#### [EXERCISE TASK]
Copy out the listing exactly.

Records from a collection
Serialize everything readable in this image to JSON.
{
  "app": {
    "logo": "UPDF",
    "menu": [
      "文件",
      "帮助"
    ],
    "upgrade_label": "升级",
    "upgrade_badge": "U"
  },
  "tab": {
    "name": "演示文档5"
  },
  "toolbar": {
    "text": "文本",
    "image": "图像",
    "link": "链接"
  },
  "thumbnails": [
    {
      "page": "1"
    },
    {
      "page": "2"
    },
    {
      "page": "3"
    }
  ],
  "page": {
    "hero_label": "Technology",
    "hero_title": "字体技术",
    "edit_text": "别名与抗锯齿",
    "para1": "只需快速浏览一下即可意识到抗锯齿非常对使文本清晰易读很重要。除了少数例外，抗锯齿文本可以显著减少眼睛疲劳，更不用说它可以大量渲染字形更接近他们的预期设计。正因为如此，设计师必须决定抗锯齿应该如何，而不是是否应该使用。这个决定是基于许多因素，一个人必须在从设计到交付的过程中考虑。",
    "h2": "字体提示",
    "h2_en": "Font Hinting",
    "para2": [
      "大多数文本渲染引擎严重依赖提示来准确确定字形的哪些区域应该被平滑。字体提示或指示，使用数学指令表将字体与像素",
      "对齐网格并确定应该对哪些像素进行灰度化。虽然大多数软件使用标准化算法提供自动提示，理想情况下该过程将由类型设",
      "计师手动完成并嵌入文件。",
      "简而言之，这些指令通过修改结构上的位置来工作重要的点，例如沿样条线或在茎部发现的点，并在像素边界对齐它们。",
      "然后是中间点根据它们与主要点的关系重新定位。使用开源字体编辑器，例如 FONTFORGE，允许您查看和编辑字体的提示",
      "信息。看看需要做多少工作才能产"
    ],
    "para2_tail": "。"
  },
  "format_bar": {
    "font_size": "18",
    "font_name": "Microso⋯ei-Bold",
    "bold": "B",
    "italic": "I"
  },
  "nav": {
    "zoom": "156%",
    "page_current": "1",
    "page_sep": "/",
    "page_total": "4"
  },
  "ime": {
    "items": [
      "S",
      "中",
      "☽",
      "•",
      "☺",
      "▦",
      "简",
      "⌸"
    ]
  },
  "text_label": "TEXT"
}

#### [WORKED ANSWER]
Serialize everything readable in this image to JSON.
{
  "app": {
    "logo": "UPDF",
    "menu": [
      "文件",
      "帮助"
    ],
    "upgrade_label": "升级",
    "upgrade_badge": "U"
  },
  "tab": {
    "name": "演示文档5"
  },
  "toolbar": {
    "text": "文本",
    "image": "图像",
    "link": "链接"
  },
  "thumbnails": [
    {
      "page": "1"
    },
    {
      "page": "2"
    },
    {
      "page": "3"
    }
  ],
  "page": {
    "hero_label": "Technology",
    "hero_title": "字体技术",
    "edit_text": "别名与抗锯齿",
    "para1": "只需快速浏览一下即可意识到抗锯齿非常对使文本清晰易读很重要。除了少数例外，抗锯齿文本可以显著减少眼睛疲劳，更不用说它可以大量渲染字形更接近他们的预期设计。正因为如此，设计师必须决定抗锯齿应该如何，而不是是否应该使用。这个决定是基于许多因素，一个人必须在从设计到交付的过程中考虑。",
    "h2": "字体提示",
    "h2_en": "Font Hinting",
    "para2": [
      "大多数文本渲染引擎严重依赖提示来准确确定字形的哪些区域应该被平滑。字体提示或指示，使用数学指令表将字体与像素",
      "对齐网格并确定应该对哪些像素进行灰度化。虽然大多数软件使用标准化算法提供自动提示，理想情况下该过程将由类型设",
      "计师手动完成并嵌入文件。",
      "简而言之，这些指令通过修改结构上的位置来工作重要的点，例如沿样条线或在茎部发现的点，并在像素边界对齐它们。",
      "然后是中间点根据它们与主要点的关系重新定位。使用开源字体编辑器，例如 FONTFORGE，允许您查看和编辑字体的提示",
      "信息。看看需要做多少工作才能产"
    ],
    "para2_tail": "。"
  },
  "format_bar": {
    "font_size": "18",
    "font_name": "Microso⋯ei-Bold",
    "bold": "B",
    "italic": "I"
  },
  "nav": {
    "zoom": "156%",
    "page_current": "1",
    "page_sep": "/",
    "page_total": "4"
  },
  "ime": {
    "items": [
      "S",
      "中",
      "☽",
      "•",
      "☺",
      "▦",
      "简",
      "⌸"
    ]
  },
  "text_label": "TEXT"
}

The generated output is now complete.